# Goal of the exercise
Transcribe each line exactly.

# Records to process
[Begin]
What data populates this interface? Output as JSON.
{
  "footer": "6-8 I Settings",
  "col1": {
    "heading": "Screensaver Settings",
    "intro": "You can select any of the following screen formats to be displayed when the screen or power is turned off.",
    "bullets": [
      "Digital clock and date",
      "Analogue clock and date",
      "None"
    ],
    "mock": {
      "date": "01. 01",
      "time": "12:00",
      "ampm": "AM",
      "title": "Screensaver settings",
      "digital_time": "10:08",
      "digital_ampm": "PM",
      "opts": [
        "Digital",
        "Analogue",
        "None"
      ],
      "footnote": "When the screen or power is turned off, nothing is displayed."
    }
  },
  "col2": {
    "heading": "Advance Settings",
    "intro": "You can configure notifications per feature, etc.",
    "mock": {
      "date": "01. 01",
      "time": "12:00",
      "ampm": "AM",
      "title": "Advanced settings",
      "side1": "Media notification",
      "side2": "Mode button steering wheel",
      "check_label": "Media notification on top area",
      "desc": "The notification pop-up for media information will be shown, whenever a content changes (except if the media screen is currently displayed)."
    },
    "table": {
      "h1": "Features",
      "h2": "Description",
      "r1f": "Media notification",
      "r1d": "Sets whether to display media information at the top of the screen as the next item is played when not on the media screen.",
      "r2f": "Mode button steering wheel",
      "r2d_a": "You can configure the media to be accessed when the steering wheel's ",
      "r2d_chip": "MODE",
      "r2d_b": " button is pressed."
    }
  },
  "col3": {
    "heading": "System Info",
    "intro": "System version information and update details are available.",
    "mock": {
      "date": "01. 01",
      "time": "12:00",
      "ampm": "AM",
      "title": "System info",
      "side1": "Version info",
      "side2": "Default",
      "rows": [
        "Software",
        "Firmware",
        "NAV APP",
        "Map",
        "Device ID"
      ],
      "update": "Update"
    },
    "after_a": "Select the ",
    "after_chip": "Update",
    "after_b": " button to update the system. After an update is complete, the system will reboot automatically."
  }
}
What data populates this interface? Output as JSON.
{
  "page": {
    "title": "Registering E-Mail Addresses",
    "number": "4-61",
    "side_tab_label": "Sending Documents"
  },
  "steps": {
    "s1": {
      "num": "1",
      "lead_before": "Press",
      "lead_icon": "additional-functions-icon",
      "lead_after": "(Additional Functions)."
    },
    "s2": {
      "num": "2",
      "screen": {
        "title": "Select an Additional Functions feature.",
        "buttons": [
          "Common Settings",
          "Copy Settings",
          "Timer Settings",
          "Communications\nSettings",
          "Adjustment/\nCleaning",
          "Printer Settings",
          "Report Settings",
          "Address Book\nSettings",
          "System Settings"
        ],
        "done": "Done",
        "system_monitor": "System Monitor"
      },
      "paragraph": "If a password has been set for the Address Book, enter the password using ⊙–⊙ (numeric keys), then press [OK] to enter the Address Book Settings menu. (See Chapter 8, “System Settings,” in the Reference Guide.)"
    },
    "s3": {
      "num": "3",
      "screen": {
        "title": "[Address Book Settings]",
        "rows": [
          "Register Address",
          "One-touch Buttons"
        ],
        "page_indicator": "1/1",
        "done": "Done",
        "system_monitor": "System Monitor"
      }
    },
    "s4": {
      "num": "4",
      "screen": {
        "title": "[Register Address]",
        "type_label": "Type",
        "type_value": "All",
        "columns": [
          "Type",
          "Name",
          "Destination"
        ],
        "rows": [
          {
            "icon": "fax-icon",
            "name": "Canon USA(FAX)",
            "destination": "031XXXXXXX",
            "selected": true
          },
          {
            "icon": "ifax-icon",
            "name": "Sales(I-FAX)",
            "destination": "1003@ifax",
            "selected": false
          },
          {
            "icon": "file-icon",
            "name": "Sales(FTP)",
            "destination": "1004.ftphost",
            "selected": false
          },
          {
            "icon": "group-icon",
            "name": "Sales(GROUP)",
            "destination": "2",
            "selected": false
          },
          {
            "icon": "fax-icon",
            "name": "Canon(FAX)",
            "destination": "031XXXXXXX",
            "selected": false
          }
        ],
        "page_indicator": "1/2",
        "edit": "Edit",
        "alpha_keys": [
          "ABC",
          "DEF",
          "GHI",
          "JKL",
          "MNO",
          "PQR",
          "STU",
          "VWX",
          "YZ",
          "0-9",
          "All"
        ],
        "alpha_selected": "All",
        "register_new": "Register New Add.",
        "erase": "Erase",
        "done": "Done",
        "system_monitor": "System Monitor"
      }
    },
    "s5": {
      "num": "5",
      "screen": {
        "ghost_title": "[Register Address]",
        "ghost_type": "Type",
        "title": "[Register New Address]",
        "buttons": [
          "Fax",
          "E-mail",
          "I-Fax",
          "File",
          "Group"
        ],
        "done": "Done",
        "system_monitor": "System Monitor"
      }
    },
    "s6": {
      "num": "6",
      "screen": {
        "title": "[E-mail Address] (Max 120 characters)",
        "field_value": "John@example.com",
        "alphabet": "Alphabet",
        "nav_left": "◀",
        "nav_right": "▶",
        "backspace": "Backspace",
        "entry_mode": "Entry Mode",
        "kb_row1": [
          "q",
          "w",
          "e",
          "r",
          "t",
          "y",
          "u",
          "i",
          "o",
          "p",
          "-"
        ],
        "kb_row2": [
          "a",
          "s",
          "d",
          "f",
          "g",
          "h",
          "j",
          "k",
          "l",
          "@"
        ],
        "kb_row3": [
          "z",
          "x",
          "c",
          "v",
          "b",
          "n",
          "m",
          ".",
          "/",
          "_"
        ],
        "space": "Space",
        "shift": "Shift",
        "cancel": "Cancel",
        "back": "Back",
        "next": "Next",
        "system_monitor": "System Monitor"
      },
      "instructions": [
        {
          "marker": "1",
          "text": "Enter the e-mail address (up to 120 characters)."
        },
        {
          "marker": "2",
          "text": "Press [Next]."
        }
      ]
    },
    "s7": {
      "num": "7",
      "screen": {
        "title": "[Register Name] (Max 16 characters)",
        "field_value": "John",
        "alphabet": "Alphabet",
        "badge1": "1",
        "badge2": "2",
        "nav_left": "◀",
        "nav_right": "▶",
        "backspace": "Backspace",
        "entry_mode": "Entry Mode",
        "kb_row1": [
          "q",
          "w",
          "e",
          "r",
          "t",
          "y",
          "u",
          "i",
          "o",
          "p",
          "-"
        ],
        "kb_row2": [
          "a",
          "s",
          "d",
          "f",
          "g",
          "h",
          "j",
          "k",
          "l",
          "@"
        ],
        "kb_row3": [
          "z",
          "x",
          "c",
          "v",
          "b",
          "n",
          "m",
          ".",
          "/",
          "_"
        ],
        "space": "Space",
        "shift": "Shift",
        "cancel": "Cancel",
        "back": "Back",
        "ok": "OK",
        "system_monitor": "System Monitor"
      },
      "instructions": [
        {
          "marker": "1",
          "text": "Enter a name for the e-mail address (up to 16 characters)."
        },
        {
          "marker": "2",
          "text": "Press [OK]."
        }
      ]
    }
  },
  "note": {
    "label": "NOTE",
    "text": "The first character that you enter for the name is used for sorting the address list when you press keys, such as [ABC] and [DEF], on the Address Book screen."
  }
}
[End]
# Solution for this problem
What data populates this interface? Output as JSON.
{
  "footer": "6-8 I Settings",
  "col1": {
    "heading": "Screensaver Settings",
    "intro": "You can select any of the following screen formats to be displayed when the screen or power is turned off.",
    "bullets": [
      "Digital clock and date",
      "Analogue clock and date",
      "None"
    ],
    "mock": {
      "date": "01. 01",
      "time": "12:00",
      "ampm": "AM",
      "title": "Screensaver settings",
      "digital_time": "10:08",
      "digital_ampm": "PM",
      "opts": [
        "Digital",
        "Analogue",
        "None"
      ],
      "footnote": "When the screen or power is turned off, nothing is displayed."
    }
  },
  "col2": {
    "heading": "Advance Settings",
    "intro": "You can configure notifications per feature, etc.",
    "mock": {
      "date": "01. 01",
      "time": "12:00",
      "ampm": "AM",
      "title": "Advanced settings",
      "side1": "Media notification",
      "side2": "Mode button steering wheel",
      "check_label": "Media notification on top area",
      "desc": "The notification pop-up for media information will be shown, whenever a content changes (except if the media screen is currently displayed)."
    },
    "table": {
      "h1": "Features",
      "h2": "Description",
      "r1f": "Media notification",
      "r1d": "Sets whether to display media information at the top of the screen as the next item is played when not on the media screen.",
      "r2f": "Mode button steering wheel",
      "r2d_a": "You can configure the media to be accessed when the steering wheel's ",
      "r2d_chip": "MODE",
      "r2d_b": " button is pressed."
    }
  },
  "col3": {
    "heading": "System Info",
    "intro": "System version information and update details are available.",
    "mock": {
      "date": "01. 01",
      "time": "12:00",
      "ampm": "AM",
      "title": "System info",
      "side1": "Version info",
      "side2": "Default",
      "rows": [
        "Software",
        "Firmware",
        "NAV APP",
        "Map",
        "Device ID"
      ],
      "update": "Update"
    },
    "after_a": "Select the ",
    "after_chip": "Update",
    "after_b": " button to update the system. After an update is complete, the system will reboot automatically."
  }
}
What data populates this interface? Output as JSON.
{
  "page": {
    "title": "Registering E-Mail Addresses",
    "number": "4-61",
    "side_tab_label": "Sending Documents"
  },
  "steps": {
    "s1": {
      "num": "1",
      "lead_before": "Press",
      "lead_icon": "additional-functions-icon",
      "lead_after": "(Additional Functions)."
    },
    "s2": {
      "num": "2",
      "screen": {
        "title": "Select an Additional Functions feature.",
        "buttons": [
          "Common Settings",
          "Copy Settings",
          "Timer Settings",
          "Communications\nSettings",
          "Adjustment/\nCleaning",
          "Printer Settings",
          "Report Settings",
          "Address Book\nSettings",
          "System Settings"
        ],
        "done": "Done",
        "system_monitor": "System Monitor"
      },
      "paragraph": "If a password has been set for the Address Book, enter the password using ⊙–⊙ (numeric keys), then press [OK] to enter the Address Book Settings menu. (See Chapter 8, “System Settings,” in the Reference Guide.)"
    },
    "s3": {
      "num": "3",
      "screen": {
        "title": "[Address Book Settings]",
        "rows": [
          "Register Address",
          "One-touch Buttons"
        ],
        "page_indicator": "1/1",
        "done": "Done",
        "system_monitor": "System Monitor"
      }
    },
    "s4": {
      "num": "4",
      "screen": {
        "title": "[Register Address]",
        "type_label": "Type",
        "type_value": "All",
        "columns": [
          "Type",
          "Name",
          "Destination"
        ],
        "rows": [
          {
            "icon": "fax-icon",
            "name": "Canon USA(FAX)",
            "destination": "031XXXXXXX",
            "selected": true
          },
          {
            "icon": "ifax-icon",
            "name": "Sales(I-FAX)",
            "destination": "1003@ifax",
            "selected": false
          },
          {
            "icon": "file-icon",
            "name": "Sales(FTP)",
            "destination": "1004.ftphost",
            "selected": false
          },
          {
            "icon": "group-icon",
            "name": "Sales(GROUP)",
            "destination": "2",
            "selected": false
          },
          {
            "icon": "fax-icon",
            "name": "Canon(FAX)",
            "destination": "031XXXXXXX",
            "selected": false
          }
        ],
        "page_indicator": "1/2",
        "edit": "Edit",
        "alpha_keys": [
          "ABC",
          "DEF",
          "GHI",
          "JKL",
          "MNO",
          "PQR",
          "STU",
          "VWX",
          "YZ",
          "0-9",
          "All"
        ],
        "alpha_selected": "All",
        "register_new": "Register New Add.",
        "erase": "Erase",
        "done": "Done",
        "system_monitor": "System Monitor"
      }
    },
    "s5": {
      "num": "5",
      "screen": {
        "ghost_title": "[Register Address]",
        "ghost_type": "Type",
        "title": "[Register New Address]",
        "buttons": [
          "Fax",
          "E-mail",
          "I-Fax",
          "File",
          "Group"
        ],
        "done": "Done",
        "system_monitor": "System Monitor"
      }
    },
    "s6": {
      "num": "6",
      "screen": {
        "title": "[E-mail Address] (Max 120 characters)",
        "field_value": "John@example.com",
        "alphabet": "Alphabet",
        "nav_left": "◀",
        "nav_right": "▶",
        "backspace": "Backspace",
        "entry_mode": "Entry Mode",
        "kb_row1": [
          "q",
          "w",
          "e",
          "r",
          "t",
          "y",
          "u",
          "i",
          "o",
          "p",
          "-"
        ],
        "kb_row2": [
          "a",
          "s",
          "d",
          "f",
          "g",
          "h",
          "j",
          "k",
          "l",
          "@"
        ],
        "kb_row3": [
          "z",
          "x",
          "c",
          "v",
          "b",
          "n",
          "m",
          ".",
          "/",
          "_"
        ],
        "space": "Space",
        "shift": "Shift",
        "cancel": "Cancel",
        "back": "Back",
        "next": "Next",
        "system_monitor": "System Monitor"
      },
      "instructions": [
        {
          "marker": "1",
          "text": "Enter the e-mail address (up to 120 characters)."
        },
        {
          "marker": "2",
          "text": "Press [Next]."
        }
      ]
    },
    "s7": {
      "num": "7",
      "screen": {
        "title": "[Register Name] (Max 16 characters)",
        "field_value": "John",
        "alphabet": "Alphabet",
        "badge1": "1",
        "badge2": "2",
        "nav_left": "◀",
        "nav_right": "▶",
        "backspace": "Backspace",
        "entry_mode": "Entry Mode",
        "kb_row1": [
          "q",
          "w",
          "e",
          "r",
          "t",
          "y",
          "u",
          "i",
          "o",
          "p",
          "-"
        ],
        "kb_row2": [
          "a",
          "s",
          "d",
          "f",
          "g",
          "h",
          "j",
          "k",
          "l",
          "@"
        ],
        "kb_row3": [
          "z",
          "x",
          "c",
          "v",
          "b",
          "n",
          "m",
          ".",
          "/",
          "_"
        ],
        "space": "Space",
        "shift": "Shift",
        "cancel": "Cancel",
        "back": "Back",
        "ok": "OK",
        "system_monitor": "System Monitor"
      },
      "instructions": [
        {
          "marker": "1",
          "text": "Enter a name for the e-mail address (up to 16 characters)."
        },
        {
          "marker": "2",
          "text": "Press [OK]."
        }
      ]
    }
  },
  "note": {
    "label": "NOTE",
    "text": "The first character that you enter for the name is used for sorting the address list when you press keys, such as [ABC] and [DEF], on the Address Book screen."
  }
}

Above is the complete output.